▶ _Data shown_
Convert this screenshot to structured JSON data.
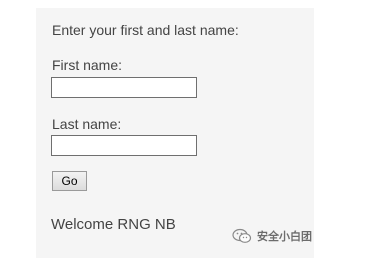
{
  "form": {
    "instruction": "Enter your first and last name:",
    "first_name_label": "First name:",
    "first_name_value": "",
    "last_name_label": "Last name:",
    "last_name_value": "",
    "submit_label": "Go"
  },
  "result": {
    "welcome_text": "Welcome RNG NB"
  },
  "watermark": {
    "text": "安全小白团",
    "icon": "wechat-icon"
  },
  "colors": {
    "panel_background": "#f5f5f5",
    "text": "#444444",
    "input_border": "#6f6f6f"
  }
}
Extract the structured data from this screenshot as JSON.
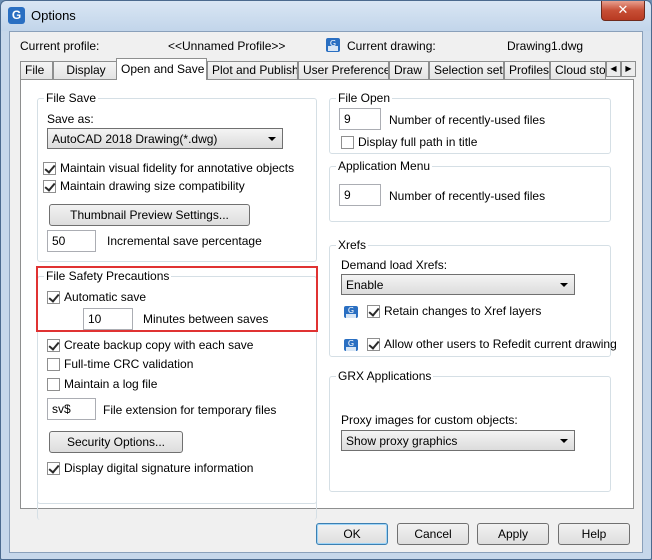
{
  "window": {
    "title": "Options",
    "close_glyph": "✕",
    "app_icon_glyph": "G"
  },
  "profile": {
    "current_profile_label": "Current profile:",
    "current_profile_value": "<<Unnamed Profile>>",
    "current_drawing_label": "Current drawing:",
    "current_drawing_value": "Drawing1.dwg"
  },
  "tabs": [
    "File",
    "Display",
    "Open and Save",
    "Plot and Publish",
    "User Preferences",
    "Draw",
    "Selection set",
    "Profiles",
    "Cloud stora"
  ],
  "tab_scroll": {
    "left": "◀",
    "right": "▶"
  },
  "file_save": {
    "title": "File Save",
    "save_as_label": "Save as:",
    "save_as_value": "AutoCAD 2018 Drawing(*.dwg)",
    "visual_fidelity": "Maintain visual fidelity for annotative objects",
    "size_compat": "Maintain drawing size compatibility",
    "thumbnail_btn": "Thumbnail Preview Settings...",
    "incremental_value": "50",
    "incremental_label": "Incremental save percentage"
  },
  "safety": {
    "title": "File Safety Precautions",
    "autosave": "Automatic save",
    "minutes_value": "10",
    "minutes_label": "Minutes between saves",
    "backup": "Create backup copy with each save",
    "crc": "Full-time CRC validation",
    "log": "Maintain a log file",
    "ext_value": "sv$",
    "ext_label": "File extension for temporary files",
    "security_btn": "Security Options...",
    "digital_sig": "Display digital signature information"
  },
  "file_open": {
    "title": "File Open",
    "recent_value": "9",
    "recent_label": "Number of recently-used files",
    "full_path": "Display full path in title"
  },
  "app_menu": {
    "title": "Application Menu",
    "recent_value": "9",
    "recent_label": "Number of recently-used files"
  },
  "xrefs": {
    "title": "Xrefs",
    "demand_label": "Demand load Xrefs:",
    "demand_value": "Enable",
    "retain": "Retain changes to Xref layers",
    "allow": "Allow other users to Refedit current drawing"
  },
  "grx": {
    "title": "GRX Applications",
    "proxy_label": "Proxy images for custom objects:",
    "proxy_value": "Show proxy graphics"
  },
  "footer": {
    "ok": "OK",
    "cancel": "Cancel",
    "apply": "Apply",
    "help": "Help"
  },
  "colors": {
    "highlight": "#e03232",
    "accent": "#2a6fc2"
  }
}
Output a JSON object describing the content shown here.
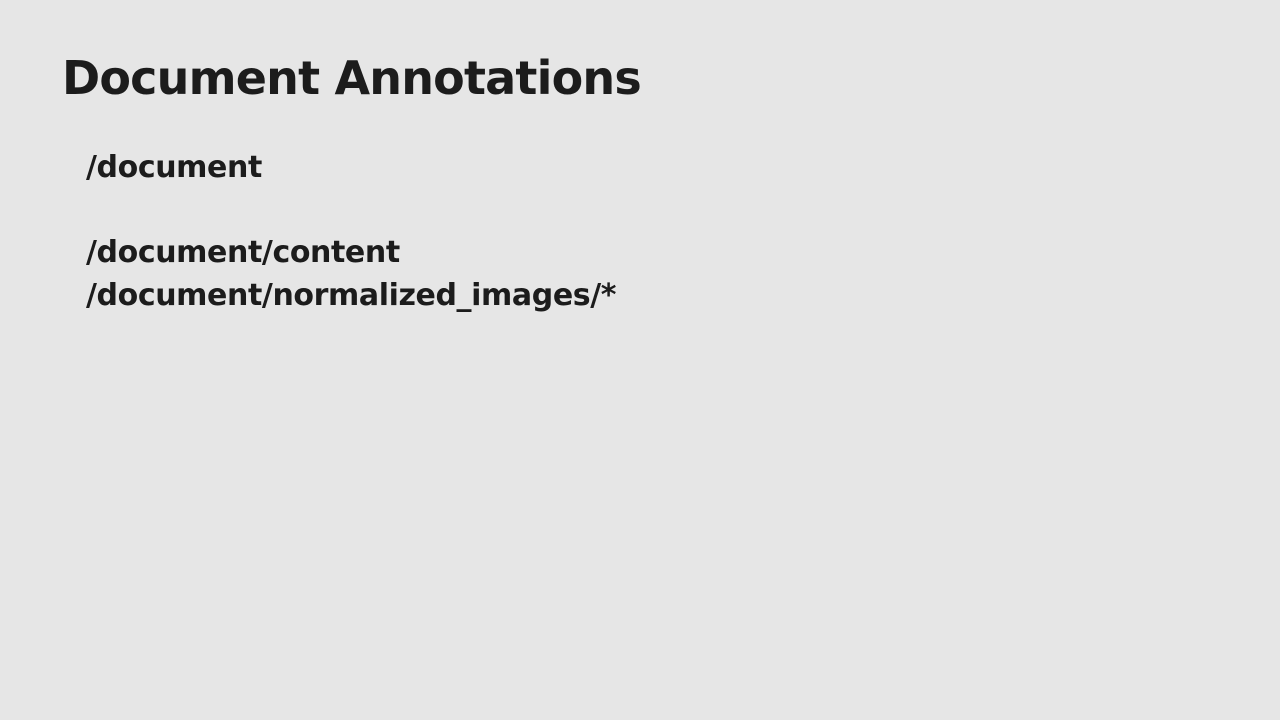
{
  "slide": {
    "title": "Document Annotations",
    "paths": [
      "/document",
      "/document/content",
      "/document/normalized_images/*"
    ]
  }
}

▶ _Task goal_
Reproduce exactly and only the lines from the one with "Output a JSON" through the last entry, both included, excluding every picture.

▶ _Output for this task_
Output a JSON object describing the content shown here.
{
  "slide": {
    "title": "Document Annotations",
    "paths": [
      "/document",
      "/document/content",
      "/document/normalized_images/*"
    ]
  }
}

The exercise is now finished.